__Exercise materials__
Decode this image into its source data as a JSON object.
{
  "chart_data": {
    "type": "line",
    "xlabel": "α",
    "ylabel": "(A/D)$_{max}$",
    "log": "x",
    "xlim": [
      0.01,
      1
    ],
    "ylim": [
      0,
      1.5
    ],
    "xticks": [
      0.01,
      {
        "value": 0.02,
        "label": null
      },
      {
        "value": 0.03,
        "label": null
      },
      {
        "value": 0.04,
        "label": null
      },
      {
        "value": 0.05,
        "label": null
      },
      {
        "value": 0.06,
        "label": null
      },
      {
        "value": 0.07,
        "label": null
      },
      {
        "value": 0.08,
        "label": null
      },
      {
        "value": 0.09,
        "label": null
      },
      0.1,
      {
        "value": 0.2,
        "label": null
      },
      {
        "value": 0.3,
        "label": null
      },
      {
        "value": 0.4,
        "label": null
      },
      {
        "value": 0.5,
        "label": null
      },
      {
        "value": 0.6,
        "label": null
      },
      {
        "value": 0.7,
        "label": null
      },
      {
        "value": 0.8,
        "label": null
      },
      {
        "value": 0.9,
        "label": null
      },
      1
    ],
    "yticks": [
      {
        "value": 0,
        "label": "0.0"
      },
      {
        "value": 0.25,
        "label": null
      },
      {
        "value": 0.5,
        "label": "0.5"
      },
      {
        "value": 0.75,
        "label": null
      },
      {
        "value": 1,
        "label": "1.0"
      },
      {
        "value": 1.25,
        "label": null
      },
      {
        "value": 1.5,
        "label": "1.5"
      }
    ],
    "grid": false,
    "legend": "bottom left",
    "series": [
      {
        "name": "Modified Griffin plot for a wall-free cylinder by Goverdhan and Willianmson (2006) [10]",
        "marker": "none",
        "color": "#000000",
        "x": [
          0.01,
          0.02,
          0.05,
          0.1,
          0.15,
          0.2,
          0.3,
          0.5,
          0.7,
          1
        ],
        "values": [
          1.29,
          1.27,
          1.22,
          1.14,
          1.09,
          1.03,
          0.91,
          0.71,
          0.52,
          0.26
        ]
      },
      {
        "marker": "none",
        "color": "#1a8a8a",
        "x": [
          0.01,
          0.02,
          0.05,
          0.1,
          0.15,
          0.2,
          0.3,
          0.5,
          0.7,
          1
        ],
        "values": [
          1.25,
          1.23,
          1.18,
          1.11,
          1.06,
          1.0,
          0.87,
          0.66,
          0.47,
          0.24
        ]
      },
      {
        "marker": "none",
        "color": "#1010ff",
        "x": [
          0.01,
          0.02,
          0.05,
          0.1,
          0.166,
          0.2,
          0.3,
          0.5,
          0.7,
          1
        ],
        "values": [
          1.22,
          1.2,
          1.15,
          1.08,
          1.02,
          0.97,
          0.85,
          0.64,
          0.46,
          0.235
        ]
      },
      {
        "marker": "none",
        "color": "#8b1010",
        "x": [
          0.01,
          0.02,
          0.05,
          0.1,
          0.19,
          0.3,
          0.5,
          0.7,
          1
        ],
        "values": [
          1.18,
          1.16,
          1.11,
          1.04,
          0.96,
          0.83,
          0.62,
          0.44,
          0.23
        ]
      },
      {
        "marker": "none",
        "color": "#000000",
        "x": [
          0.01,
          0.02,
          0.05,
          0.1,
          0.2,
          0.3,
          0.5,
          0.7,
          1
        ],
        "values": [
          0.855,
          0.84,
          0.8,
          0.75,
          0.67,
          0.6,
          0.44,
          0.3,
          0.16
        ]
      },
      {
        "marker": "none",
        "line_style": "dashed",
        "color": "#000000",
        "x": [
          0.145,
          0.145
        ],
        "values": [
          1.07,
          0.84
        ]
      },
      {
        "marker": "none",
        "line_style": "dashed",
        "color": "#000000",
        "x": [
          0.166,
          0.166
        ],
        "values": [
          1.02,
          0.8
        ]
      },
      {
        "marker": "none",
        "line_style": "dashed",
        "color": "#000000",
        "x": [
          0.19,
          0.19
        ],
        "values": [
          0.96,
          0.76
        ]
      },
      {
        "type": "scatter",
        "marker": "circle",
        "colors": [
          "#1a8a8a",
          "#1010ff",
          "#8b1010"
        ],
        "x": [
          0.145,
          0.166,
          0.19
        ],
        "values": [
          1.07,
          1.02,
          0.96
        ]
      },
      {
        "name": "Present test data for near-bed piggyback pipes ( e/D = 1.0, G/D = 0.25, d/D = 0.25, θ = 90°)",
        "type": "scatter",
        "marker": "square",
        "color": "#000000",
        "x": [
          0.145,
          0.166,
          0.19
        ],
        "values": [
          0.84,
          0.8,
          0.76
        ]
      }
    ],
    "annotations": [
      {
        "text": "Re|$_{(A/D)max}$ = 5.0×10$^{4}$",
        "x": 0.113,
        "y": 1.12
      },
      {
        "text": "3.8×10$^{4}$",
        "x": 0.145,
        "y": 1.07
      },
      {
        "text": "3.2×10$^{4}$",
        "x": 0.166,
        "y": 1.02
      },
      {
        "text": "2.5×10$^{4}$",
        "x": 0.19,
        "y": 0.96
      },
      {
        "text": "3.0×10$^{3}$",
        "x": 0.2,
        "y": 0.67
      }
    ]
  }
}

__Work to do__
Print all of the entries again, exactly as written.

__Solved exercise__
Decode this image into its source data as a JSON object.
{
  "chart_data": {
    "type": "line",
    "xlabel": "α",
    "ylabel": "(A/D)$_{max}$",
    "log": "x",
    "xlim": [
      0.01,
      1
    ],
    "ylim": [
      0,
      1.5
    ],
    "xticks": [
      0.01,
      {
        "value": 0.02,
        "label": null
      },
      {
        "value": 0.03,
        "label": null
      },
      {
        "value": 0.04,
        "label": null
      },
      {
        "value": 0.05,
        "label": null
      },
      {
        "value": 0.06,
        "label": null
      },
      {
        "value": 0.07,
        "label": null
      },
      {
        "value": 0.08,
        "label": null
      },
      {
        "value": 0.09,
        "label": null
      },
      0.1,
      {
        "value": 0.2,
        "label": null
      },
      {
        "value": 0.3,
        "label": null
      },
      {
        "value": 0.4,
        "label": null
      },
      {
        "value": 0.5,
        "label": null
      },
      {
        "value": 0.6,
        "label": null
      },
      {
        "value": 0.7,
        "label": null
      },
      {
        "value": 0.8,
        "label": null
      },
      {
        "value": 0.9,
        "label": null
      },
      1
    ],
    "yticks": [
      {
        "value": 0,
        "label": "0.0"
      },
      {
        "value": 0.25,
        "label": null
      },
      {
        "value": 0.5,
        "label": "0.5"
      },
      {
        "value": 0.75,
        "label": null
      },
      {
        "value": 1,
        "label": "1.0"
      },
      {
        "value": 1.25,
        "label": null
      },
      {
        "value": 1.5,
        "label": "1.5"
      }
    ],
    "grid": false,
    "legend": "bottom left",
    "series": [
      {
        "name": "Modified Griffin plot for a wall-free cylinder by Goverdhan and Willianmson (2006) [10]",
        "marker": "none",
        "color": "#000000",
        "x": [
          0.01,
          0.02,
          0.05,
          0.1,
          0.15,
          0.2,
          0.3,
          0.5,
          0.7,
          1
        ],
        "values": [
          1.29,
          1.27,
          1.22,
          1.14,
          1.09,
          1.03,
          0.91,
          0.71,
          0.52,
          0.26
        ]
      },
      {
        "marker": "none",
        "color": "#1a8a8a",
        "x": [
          0.01,
          0.02,
          0.05,
          0.1,
          0.15,
          0.2,
          0.3,
          0.5,
          0.7,
          1
        ],
        "values": [
          1.25,
          1.23,
          1.18,
          1.11,
          1.06,
          1.0,
          0.87,
          0.66,
          0.47,
          0.24
        ]
      },
      {
        "marker": "none",
        "color": "#1010ff",
        "x": [
          0.01,
          0.02,
          0.05,
          0.1,
          0.166,
          0.2,
          0.3,
          0.5,
          0.7,
          1
        ],
        "values": [
          1.22,
          1.2,
          1.15,
          1.08,
          1.02,
          0.97,
          0.85,
          0.64,
          0.46,
          0.235
        ]
      },
      {
        "marker": "none",
        "color": "#8b1010",
        "x": [
          0.01,
          0.02,
          0.05,
          0.1,
          0.19,
          0.3,
          0.5,
          0.7,
          1
        ],
        "values": [
          1.18,
          1.16,
          1.11,
          1.04,
          0.96,
          0.83,
          0.62,
          0.44,
          0.23
        ]
      },
      {
        "marker": "none",
        "color": "#000000",
        "x": [
          0.01,
          0.02,
          0.05,
          0.1,
          0.2,
          0.3,
          0.5,
          0.7,
          1
        ],
        "values": [
          0.855,
          0.84,
          0.8,
          0.75,
          0.67,
          0.6,
          0.44,
          0.3,
          0.16
        ]
      },
      {
        "marker": "none",
        "line_style": "dashed",
        "color": "#000000",
        "x": [
          0.145,
          0.145
        ],
        "values": [
          1.07,
          0.84
        ]
      },
      {
        "marker": "none",
        "line_style": "dashed",
        "color": "#000000",
        "x": [
          0.166,
          0.166
        ],
        "values": [
          1.02,
          0.8
        ]
      },
      {
        "marker": "none",
        "line_style": "dashed",
        "color": "#000000",
        "x": [
          0.19,
          0.19
        ],
        "values": [
          0.96,
          0.76
        ]
      },
      {
        "type": "scatter",
        "marker": "circle",
        "colors": [
          "#1a8a8a",
          "#1010ff",
          "#8b1010"
        ],
        "x": [
          0.145,
          0.166,
          0.19
        ],
        "values": [
          1.07,
          1.02,
          0.96
        ]
      },
      {
        "name": "Present test data for near-bed piggyback pipes ( e/D = 1.0, G/D = 0.25, d/D = 0.25, θ = 90°)",
        "type": "scatter",
        "marker": "square",
        "color": "#000000",
        "x": [
          0.145,
          0.166,
          0.19
        ],
        "values": [
          0.84,
          0.8,
          0.76
        ]
      }
    ],
    "annotations": [
      {
        "text": "Re|$_{(A/D)max}$ = 5.0×10$^{4}$",
        "x": 0.113,
        "y": 1.12
      },
      {
        "text": "3.8×10$^{4}$",
        "x": 0.145,
        "y": 1.07
      },
      {
        "text": "3.2×10$^{4}$",
        "x": 0.166,
        "y": 1.02
      },
      {
        "text": "2.5×10$^{4}$",
        "x": 0.19,
        "y": 0.96
      },
      {
        "text": "3.0×10$^{3}$",
        "x": 0.2,
        "y": 0.67
      }
    ]
  }
}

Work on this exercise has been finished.